Task goal: Collect each line of the entries that holds the string "code".

[Dataset content start]

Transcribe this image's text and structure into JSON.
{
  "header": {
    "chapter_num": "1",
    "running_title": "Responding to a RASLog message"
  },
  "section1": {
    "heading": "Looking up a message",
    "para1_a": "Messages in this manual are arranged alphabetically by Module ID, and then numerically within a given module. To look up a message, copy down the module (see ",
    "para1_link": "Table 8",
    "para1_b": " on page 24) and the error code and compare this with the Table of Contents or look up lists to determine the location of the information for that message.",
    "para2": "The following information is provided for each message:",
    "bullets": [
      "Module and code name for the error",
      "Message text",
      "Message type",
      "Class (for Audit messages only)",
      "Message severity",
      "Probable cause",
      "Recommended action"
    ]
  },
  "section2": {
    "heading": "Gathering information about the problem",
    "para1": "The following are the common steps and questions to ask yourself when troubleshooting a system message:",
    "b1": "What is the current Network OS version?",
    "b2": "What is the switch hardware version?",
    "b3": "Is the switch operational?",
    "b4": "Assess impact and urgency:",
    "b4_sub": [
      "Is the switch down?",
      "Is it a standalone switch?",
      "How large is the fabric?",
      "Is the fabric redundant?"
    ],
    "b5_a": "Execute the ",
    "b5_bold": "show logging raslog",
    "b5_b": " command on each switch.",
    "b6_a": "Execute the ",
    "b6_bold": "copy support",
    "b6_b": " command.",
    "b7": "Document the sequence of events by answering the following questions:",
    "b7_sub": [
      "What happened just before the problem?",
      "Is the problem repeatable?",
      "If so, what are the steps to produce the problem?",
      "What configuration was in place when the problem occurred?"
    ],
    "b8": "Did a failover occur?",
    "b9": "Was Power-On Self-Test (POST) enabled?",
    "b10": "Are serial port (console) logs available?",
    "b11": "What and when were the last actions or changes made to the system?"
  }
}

[Dataset content end]
[Dataset content start]

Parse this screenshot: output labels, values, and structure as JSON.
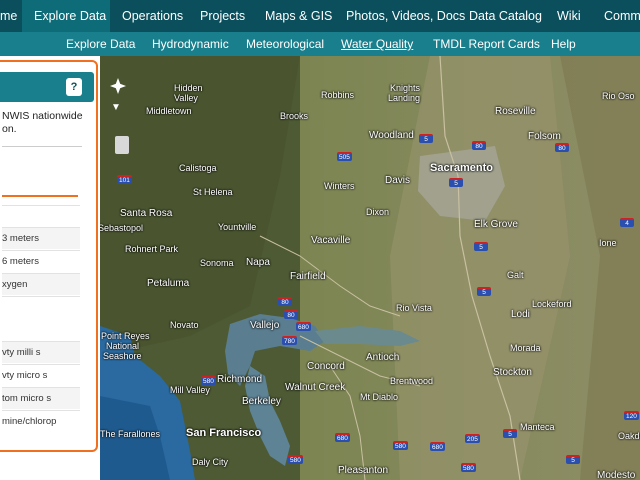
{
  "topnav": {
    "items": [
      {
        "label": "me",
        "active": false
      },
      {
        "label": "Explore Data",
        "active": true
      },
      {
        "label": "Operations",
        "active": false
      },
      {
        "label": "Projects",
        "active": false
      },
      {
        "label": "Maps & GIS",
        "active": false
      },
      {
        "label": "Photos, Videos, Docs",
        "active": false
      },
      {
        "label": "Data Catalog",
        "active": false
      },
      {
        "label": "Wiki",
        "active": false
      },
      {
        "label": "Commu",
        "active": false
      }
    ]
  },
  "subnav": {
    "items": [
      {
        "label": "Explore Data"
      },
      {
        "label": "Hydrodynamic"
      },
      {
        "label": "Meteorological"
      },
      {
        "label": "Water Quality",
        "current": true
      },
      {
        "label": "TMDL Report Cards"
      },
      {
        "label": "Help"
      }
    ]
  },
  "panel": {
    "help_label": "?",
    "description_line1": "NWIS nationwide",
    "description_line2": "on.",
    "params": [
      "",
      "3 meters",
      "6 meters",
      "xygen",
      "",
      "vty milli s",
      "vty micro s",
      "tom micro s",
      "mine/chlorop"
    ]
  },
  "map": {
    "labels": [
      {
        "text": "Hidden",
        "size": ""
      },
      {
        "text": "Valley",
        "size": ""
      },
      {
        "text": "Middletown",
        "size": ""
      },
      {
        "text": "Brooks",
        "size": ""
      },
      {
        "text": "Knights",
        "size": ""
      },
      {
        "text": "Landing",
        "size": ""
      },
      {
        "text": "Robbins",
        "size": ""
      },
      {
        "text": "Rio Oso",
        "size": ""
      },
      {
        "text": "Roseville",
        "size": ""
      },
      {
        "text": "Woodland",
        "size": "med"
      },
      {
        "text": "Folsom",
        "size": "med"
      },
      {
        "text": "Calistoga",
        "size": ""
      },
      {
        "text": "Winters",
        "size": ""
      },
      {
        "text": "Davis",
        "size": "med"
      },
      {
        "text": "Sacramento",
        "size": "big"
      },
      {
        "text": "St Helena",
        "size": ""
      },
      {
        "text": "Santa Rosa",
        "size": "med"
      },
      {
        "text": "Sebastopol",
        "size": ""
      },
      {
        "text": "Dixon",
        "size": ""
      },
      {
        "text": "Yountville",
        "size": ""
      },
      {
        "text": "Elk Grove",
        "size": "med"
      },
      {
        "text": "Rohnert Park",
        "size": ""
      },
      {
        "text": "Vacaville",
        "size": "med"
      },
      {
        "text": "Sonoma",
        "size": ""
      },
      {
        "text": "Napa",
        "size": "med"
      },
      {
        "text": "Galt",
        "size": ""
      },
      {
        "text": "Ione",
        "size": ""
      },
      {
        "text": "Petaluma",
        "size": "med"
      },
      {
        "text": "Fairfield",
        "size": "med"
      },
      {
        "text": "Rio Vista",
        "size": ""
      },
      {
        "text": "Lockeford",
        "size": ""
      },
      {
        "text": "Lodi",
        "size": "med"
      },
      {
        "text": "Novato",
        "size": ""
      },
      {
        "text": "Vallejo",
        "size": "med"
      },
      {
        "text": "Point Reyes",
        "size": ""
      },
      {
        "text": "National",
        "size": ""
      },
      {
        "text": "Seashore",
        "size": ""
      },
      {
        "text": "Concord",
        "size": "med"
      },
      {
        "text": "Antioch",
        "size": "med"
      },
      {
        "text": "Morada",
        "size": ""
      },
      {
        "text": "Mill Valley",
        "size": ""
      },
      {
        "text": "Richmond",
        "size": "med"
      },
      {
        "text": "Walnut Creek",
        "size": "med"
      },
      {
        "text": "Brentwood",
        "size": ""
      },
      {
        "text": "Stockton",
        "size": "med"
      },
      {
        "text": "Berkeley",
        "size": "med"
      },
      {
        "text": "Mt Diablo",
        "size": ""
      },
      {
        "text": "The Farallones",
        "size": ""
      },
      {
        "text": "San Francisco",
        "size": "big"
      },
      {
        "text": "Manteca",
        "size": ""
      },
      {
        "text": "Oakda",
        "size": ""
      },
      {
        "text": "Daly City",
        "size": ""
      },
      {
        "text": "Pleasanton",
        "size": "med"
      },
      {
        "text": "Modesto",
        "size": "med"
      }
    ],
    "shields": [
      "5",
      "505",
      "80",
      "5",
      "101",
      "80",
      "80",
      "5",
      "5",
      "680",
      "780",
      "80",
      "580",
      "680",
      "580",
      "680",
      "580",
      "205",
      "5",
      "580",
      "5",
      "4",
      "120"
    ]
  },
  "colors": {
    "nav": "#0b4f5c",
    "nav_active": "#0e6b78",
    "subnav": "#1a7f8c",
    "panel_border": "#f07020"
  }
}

[Dataset content end]

Exercise answer:
    "para1_b": " on page 24) and the error code and compare this with the Table of Contents or look up lists to determine the location of the information for that message.",
      "Module and code name for the error",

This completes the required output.